[start]
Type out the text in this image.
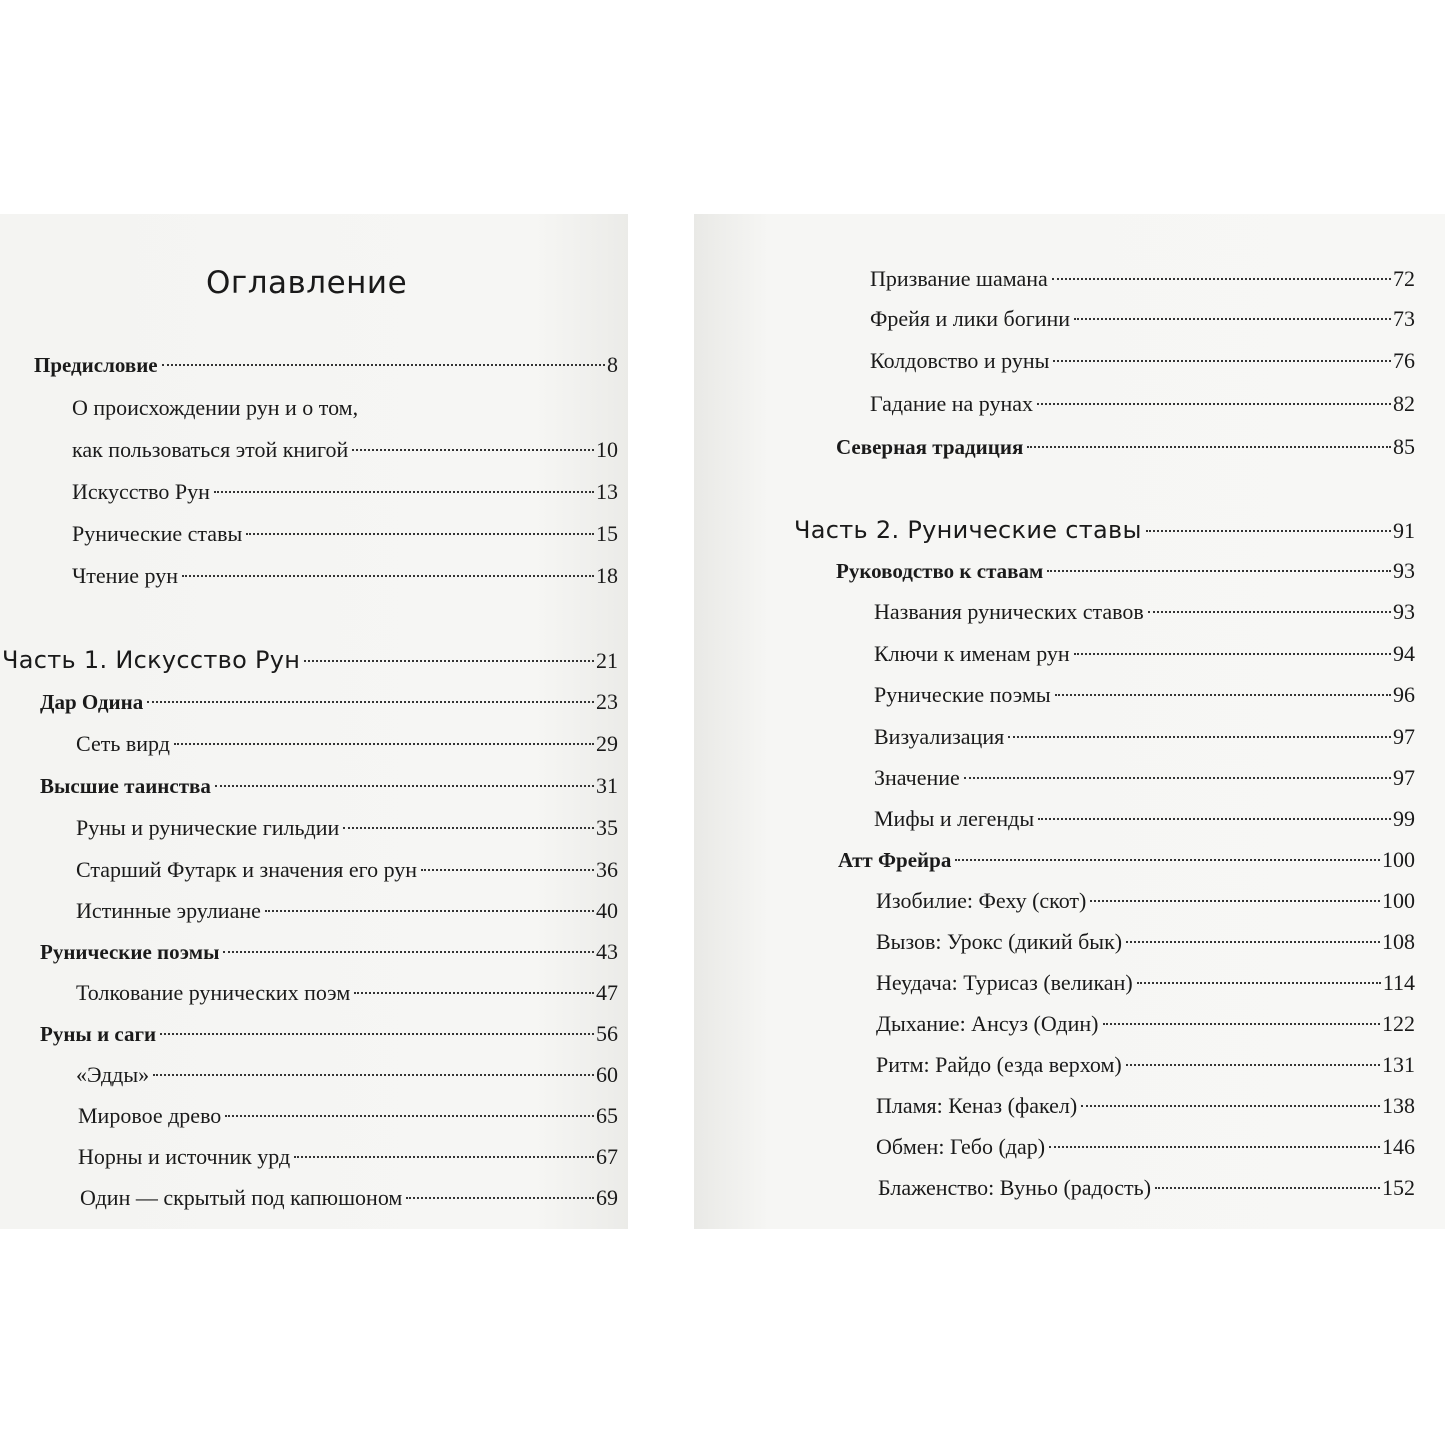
Оглавление
Предисловие	8
О происхождении рун и о том,
как пользоваться этой книгой	10
Искусство Рун	13
Рунические ставы	15
Чтение рун	18
Часть 1. Искусство Рун	21
Дар Одина	23
Сеть вирд	29
Высшие таинства	31
Руны и рунические гильдии	35
Старший Футарк и значения его рун	36
Истинные эрулиане	40
Рунические поэмы	43
Толкование рунических поэм	47
Руны и саги	56
«Эдды»	60
Мировое древо	65
Норны и источник урд	67
Один — скрытый под капюшоном	69
Призвание шамана	72
Фрейя и лики богини	73
Колдовство и руны	76
Гадание на рунах	82
Северная традиция	85
Часть 2. Рунические ставы	91
Руководство к ставам	93
Названия рунических ставов	93
Ключи к именам рун	94
Рунические поэмы	96
Визуализация	97
Значение	97
Мифы и легенды	99
Атт Фрейра	100
Изобилие: Феху (скот)	100
Вызов: Урокс (дикий бык)	108
Неудача: Турисаз (великан)	114
Дыхание: Ансуз (Один)	122
Ритм: Райдо (езда верхом)	131
Пламя: Кеназ (факел)	138
Обмен: Гебо (дар)	146
Блаженство: Вуньо (радость)	152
[end]
**Instructions to follow:** Word for word, quote the full listing, omitting every picture.

**Worked answer:**
Type out the text in this image.
Оглавление
Предисловие	8
О происхождении рун и о том,
как пользоваться этой книгой	10
Искусство Рун	13
Рунические ставы	15
Чтение рун	18
Часть 1. Искусство Рун	21
Дар Одина	23
Сеть вирд	29
Высшие таинства	31
Руны и рунические гильдии	35
Старший Футарк и значения его рун	36
Истинные эрулиане	40
Рунические поэмы	43
Толкование рунических поэм	47
Руны и саги	56
«Эдды»	60
Мировое древо	65
Норны и источник урд	67
Один — скрытый под капюшоном	69
Призвание шамана	72
Фрейя и лики богини	73
Колдовство и руны	76
Гадание на рунах	82
Северная традиция	85
Часть 2. Рунические ставы	91
Руководство к ставам	93
Названия рунических ставов	93
Ключи к именам рун	94
Рунические поэмы	96
Визуализация	97
Значение	97
Мифы и легенды	99
Атт Фрейра	100
Изобилие: Феху (скот)	100
Вызов: Урокс (дикий бык)	108
Неудача: Турисаз (великан)	114
Дыхание: Ансуз (Один)	122
Ритм: Райдо (езда верхом)	131
Пламя: Кеназ (факел)	138
Обмен: Гебо (дар)	146
Блаженство: Вуньо (радость)	152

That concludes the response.